Challenge:
In the copy, include every entry exactly but none of the pictures.

Record extracts:
_ _ _

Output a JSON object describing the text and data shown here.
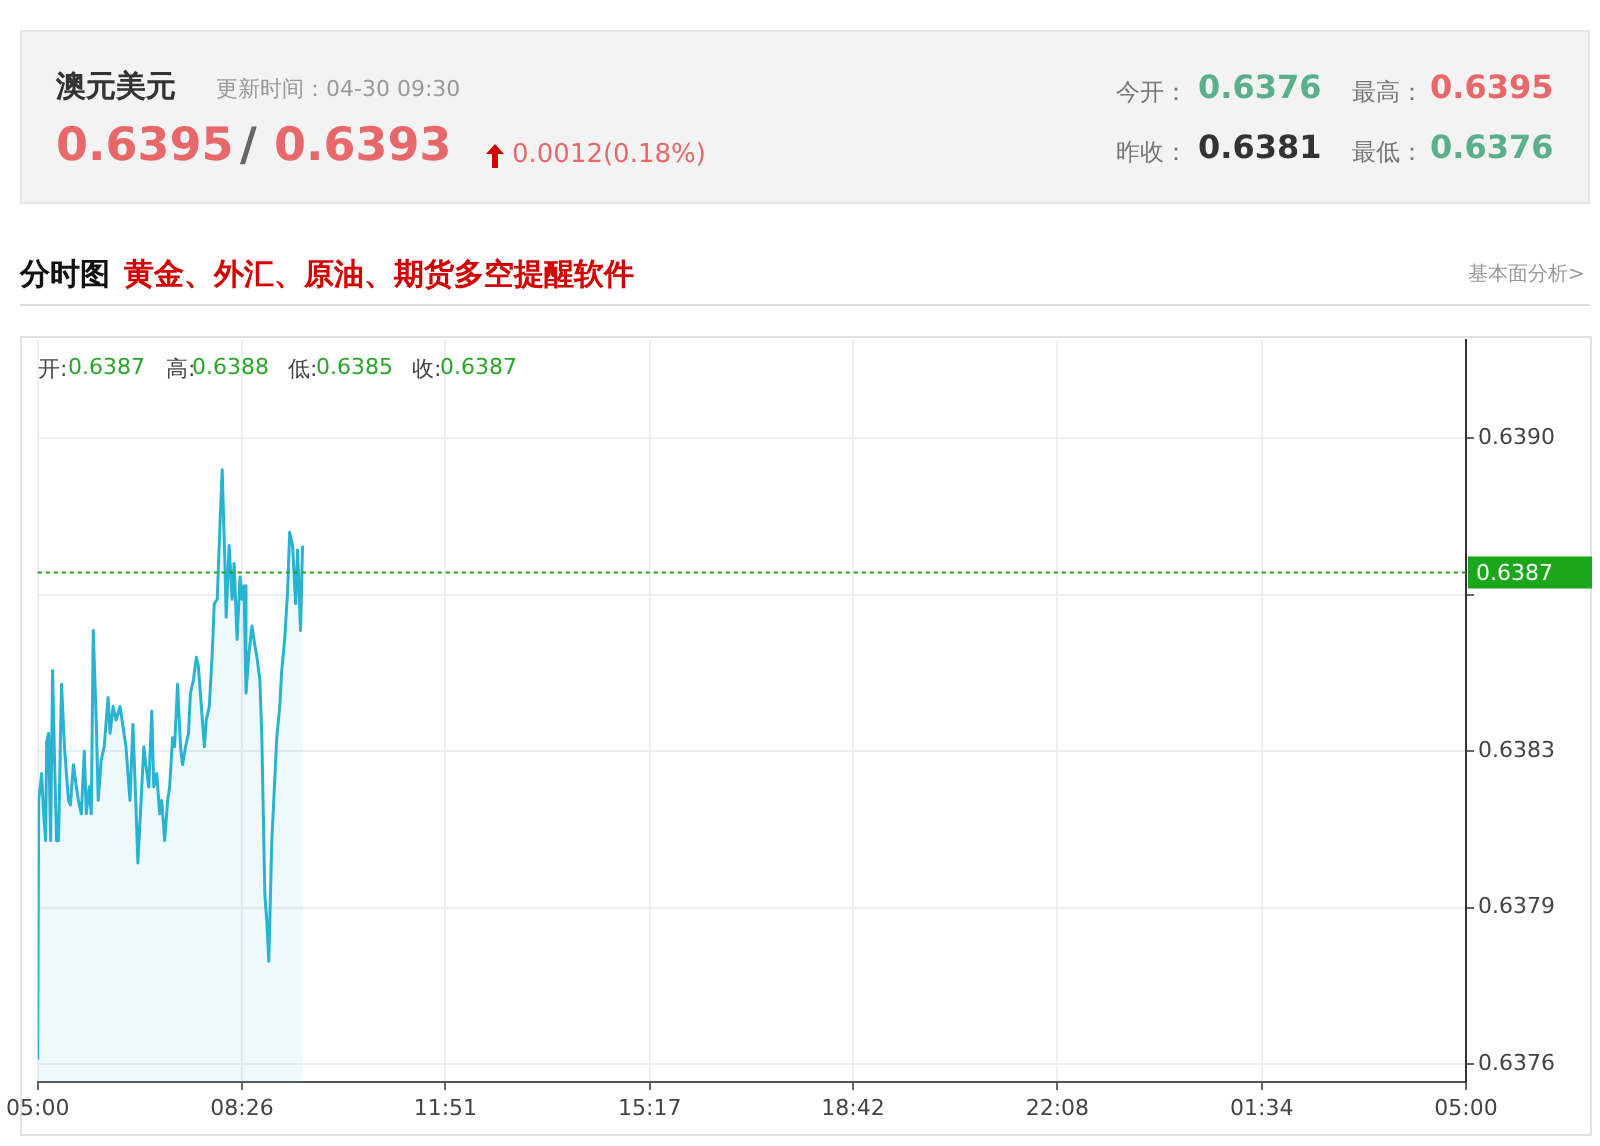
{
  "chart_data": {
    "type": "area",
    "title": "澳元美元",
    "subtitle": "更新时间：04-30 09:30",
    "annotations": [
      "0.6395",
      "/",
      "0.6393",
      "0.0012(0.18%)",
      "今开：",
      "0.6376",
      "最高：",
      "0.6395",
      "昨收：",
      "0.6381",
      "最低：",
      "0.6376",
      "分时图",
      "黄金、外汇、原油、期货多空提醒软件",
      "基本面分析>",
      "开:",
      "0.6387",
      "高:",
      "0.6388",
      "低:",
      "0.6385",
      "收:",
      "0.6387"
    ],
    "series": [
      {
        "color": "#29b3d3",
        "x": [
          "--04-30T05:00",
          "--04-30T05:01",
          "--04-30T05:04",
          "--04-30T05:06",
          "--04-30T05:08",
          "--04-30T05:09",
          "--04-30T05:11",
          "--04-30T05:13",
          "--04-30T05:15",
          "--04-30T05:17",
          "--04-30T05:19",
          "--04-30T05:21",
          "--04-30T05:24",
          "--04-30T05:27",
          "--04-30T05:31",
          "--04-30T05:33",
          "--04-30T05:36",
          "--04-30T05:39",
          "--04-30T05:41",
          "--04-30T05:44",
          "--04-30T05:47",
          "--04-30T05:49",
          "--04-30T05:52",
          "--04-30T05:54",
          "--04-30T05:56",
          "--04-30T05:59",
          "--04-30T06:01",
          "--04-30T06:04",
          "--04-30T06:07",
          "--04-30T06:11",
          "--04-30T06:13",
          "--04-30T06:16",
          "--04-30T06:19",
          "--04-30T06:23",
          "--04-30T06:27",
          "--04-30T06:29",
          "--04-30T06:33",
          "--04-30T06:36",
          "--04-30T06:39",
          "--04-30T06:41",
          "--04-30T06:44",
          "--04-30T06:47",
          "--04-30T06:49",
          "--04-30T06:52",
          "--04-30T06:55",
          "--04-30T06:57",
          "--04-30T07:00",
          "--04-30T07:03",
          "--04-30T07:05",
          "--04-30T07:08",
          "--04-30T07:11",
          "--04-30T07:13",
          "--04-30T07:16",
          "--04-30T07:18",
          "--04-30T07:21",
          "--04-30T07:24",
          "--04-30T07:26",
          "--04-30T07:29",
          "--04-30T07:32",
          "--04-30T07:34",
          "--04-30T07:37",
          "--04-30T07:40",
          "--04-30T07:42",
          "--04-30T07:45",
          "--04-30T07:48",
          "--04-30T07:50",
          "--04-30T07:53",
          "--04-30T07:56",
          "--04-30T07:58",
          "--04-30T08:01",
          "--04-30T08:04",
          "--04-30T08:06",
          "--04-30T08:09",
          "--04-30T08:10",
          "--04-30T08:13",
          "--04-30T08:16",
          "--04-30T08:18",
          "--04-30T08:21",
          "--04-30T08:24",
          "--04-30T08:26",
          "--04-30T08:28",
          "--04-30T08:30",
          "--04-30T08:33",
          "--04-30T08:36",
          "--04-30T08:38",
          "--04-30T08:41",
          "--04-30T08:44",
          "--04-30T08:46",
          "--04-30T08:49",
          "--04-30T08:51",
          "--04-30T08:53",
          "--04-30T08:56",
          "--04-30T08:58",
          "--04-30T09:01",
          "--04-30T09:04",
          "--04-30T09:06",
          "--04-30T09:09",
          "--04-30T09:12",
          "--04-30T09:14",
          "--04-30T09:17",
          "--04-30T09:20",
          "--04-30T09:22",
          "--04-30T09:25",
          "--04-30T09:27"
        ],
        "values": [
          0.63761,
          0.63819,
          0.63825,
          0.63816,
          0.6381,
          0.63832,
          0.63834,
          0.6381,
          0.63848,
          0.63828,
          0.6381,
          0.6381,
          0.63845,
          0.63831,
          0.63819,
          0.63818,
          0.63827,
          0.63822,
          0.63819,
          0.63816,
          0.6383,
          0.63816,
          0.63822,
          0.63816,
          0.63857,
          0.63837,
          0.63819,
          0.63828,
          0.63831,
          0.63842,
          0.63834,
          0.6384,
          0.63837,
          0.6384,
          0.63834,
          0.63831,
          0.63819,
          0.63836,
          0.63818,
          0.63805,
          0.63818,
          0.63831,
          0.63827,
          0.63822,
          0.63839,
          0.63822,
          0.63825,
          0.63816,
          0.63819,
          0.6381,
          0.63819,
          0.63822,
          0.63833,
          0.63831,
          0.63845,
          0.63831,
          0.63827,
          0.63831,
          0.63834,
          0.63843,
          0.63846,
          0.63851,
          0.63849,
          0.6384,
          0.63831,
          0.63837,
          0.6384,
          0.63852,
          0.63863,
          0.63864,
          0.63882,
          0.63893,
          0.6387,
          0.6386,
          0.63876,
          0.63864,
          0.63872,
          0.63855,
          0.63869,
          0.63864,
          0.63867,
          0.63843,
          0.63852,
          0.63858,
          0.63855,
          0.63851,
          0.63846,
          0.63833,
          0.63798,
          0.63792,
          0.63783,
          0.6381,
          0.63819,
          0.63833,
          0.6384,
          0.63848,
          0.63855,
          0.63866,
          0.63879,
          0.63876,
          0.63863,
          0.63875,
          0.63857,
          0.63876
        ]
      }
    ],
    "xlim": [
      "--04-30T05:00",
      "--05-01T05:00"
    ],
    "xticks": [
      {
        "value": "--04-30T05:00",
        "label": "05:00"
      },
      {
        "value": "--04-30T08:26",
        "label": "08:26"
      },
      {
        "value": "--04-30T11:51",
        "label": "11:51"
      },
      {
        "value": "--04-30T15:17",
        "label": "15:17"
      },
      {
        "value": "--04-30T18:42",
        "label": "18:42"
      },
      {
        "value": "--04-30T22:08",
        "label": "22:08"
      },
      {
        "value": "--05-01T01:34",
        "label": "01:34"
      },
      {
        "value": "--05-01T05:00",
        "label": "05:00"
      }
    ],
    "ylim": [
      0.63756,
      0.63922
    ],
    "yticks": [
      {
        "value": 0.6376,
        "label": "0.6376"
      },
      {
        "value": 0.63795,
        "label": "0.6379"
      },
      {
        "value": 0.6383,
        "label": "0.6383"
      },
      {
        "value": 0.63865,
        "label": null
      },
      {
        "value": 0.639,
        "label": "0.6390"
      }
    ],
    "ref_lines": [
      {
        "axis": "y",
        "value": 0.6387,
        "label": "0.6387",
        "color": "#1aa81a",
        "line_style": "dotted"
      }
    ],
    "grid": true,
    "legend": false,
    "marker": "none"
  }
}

_ _ _

Written reply:
Output a JSON object describing the text and data shown here.
{
  "chart_data": {
    "type": "area",
    "title": "澳元美元",
    "subtitle": "更新时间：04-30 09:30",
    "annotations": [
      "0.6395",
      "/",
      "0.6393",
      "0.0012(0.18%)",
      "今开：",
      "0.6376",
      "最高：",
      "0.6395",
      "昨收：",
      "0.6381",
      "最低：",
      "0.6376",
      "分时图",
      "黄金、外汇、原油、期货多空提醒软件",
      "基本面分析>",
      "开:",
      "0.6387",
      "高:",
      "0.6388",
      "低:",
      "0.6385",
      "收:",
      "0.6387"
    ],
    "series": [
      {
        "color": "#29b3d3",
        "x": [
          "--04-30T05:00",
          "--04-30T05:01",
          "--04-30T05:04",
          "--04-30T05:06",
          "--04-30T05:08",
          "--04-30T05:09",
          "--04-30T05:11",
          "--04-30T05:13",
          "--04-30T05:15",
          "--04-30T05:17",
          "--04-30T05:19",
          "--04-30T05:21",
          "--04-30T05:24",
          "--04-30T05:27",
          "--04-30T05:31",
          "--04-30T05:33",
          "--04-30T05:36",
          "--04-30T05:39",
          "--04-30T05:41",
          "--04-30T05:44",
          "--04-30T05:47",
          "--04-30T05:49",
          "--04-30T05:52",
          "--04-30T05:54",
          "--04-30T05:56",
          "--04-30T05:59",
          "--04-30T06:01",
          "--04-30T06:04",
          "--04-30T06:07",
          "--04-30T06:11",
          "--04-30T06:13",
          "--04-30T06:16",
          "--04-30T06:19",
          "--04-30T06:23",
          "--04-30T06:27",
          "--04-30T06:29",
          "--04-30T06:33",
          "--04-30T06:36",
          "--04-30T06:39",
          "--04-30T06:41",
          "--04-30T06:44",
          "--04-30T06:47",
          "--04-30T06:49",
          "--04-30T06:52",
          "--04-30T06:55",
          "--04-30T06:57",
          "--04-30T07:00",
          "--04-30T07:03",
          "--04-30T07:05",
          "--04-30T07:08",
          "--04-30T07:11",
          "--04-30T07:13",
          "--04-30T07:16",
          "--04-30T07:18",
          "--04-30T07:21",
          "--04-30T07:24",
          "--04-30T07:26",
          "--04-30T07:29",
          "--04-30T07:32",
          "--04-30T07:34",
          "--04-30T07:37",
          "--04-30T07:40",
          "--04-30T07:42",
          "--04-30T07:45",
          "--04-30T07:48",
          "--04-30T07:50",
          "--04-30T07:53",
          "--04-30T07:56",
          "--04-30T07:58",
          "--04-30T08:01",
          "--04-30T08:04",
          "--04-30T08:06",
          "--04-30T08:09",
          "--04-30T08:10",
          "--04-30T08:13",
          "--04-30T08:16",
          "--04-30T08:18",
          "--04-30T08:21",
          "--04-30T08:24",
          "--04-30T08:26",
          "--04-30T08:28",
          "--04-30T08:30",
          "--04-30T08:33",
          "--04-30T08:36",
          "--04-30T08:38",
          "--04-30T08:41",
          "--04-30T08:44",
          "--04-30T08:46",
          "--04-30T08:49",
          "--04-30T08:51",
          "--04-30T08:53",
          "--04-30T08:56",
          "--04-30T08:58",
          "--04-30T09:01",
          "--04-30T09:04",
          "--04-30T09:06",
          "--04-30T09:09",
          "--04-30T09:12",
          "--04-30T09:14",
          "--04-30T09:17",
          "--04-30T09:20",
          "--04-30T09:22",
          "--04-30T09:25",
          "--04-30T09:27"
        ],
        "values": [
          0.63761,
          0.63819,
          0.63825,
          0.63816,
          0.6381,
          0.63832,
          0.63834,
          0.6381,
          0.63848,
          0.63828,
          0.6381,
          0.6381,
          0.63845,
          0.63831,
          0.63819,
          0.63818,
          0.63827,
          0.63822,
          0.63819,
          0.63816,
          0.6383,
          0.63816,
          0.63822,
          0.63816,
          0.63857,
          0.63837,
          0.63819,
          0.63828,
          0.63831,
          0.63842,
          0.63834,
          0.6384,
          0.63837,
          0.6384,
          0.63834,
          0.63831,
          0.63819,
          0.63836,
          0.63818,
          0.63805,
          0.63818,
          0.63831,
          0.63827,
          0.63822,
          0.63839,
          0.63822,
          0.63825,
          0.63816,
          0.63819,
          0.6381,
          0.63819,
          0.63822,
          0.63833,
          0.63831,
          0.63845,
          0.63831,
          0.63827,
          0.63831,
          0.63834,
          0.63843,
          0.63846,
          0.63851,
          0.63849,
          0.6384,
          0.63831,
          0.63837,
          0.6384,
          0.63852,
          0.63863,
          0.63864,
          0.63882,
          0.63893,
          0.6387,
          0.6386,
          0.63876,
          0.63864,
          0.63872,
          0.63855,
          0.63869,
          0.63864,
          0.63867,
          0.63843,
          0.63852,
          0.63858,
          0.63855,
          0.63851,
          0.63846,
          0.63833,
          0.63798,
          0.63792,
          0.63783,
          0.6381,
          0.63819,
          0.63833,
          0.6384,
          0.63848,
          0.63855,
          0.63866,
          0.63879,
          0.63876,
          0.63863,
          0.63875,
          0.63857,
          0.63876
        ]
      }
    ],
    "xlim": [
      "--04-30T05:00",
      "--05-01T05:00"
    ],
    "xticks": [
      {
        "value": "--04-30T05:00",
        "label": "05:00"
      },
      {
        "value": "--04-30T08:26",
        "label": "08:26"
      },
      {
        "value": "--04-30T11:51",
        "label": "11:51"
      },
      {
        "value": "--04-30T15:17",
        "label": "15:17"
      },
      {
        "value": "--04-30T18:42",
        "label": "18:42"
      },
      {
        "value": "--04-30T22:08",
        "label": "22:08"
      },
      {
        "value": "--05-01T01:34",
        "label": "01:34"
      },
      {
        "value": "--05-01T05:00",
        "label": "05:00"
      }
    ],
    "ylim": [
      0.63756,
      0.63922
    ],
    "yticks": [
      {
        "value": 0.6376,
        "label": "0.6376"
      },
      {
        "value": 0.63795,
        "label": "0.6379"
      },
      {
        "value": 0.6383,
        "label": "0.6383"
      },
      {
        "value": 0.63865,
        "label": null
      },
      {
        "value": 0.639,
        "label": "0.6390"
      }
    ],
    "ref_lines": [
      {
        "axis": "y",
        "value": 0.6387,
        "label": "0.6387",
        "color": "#1aa81a",
        "line_style": "dotted"
      }
    ],
    "grid": true,
    "legend": false,
    "marker": "none"
  }
}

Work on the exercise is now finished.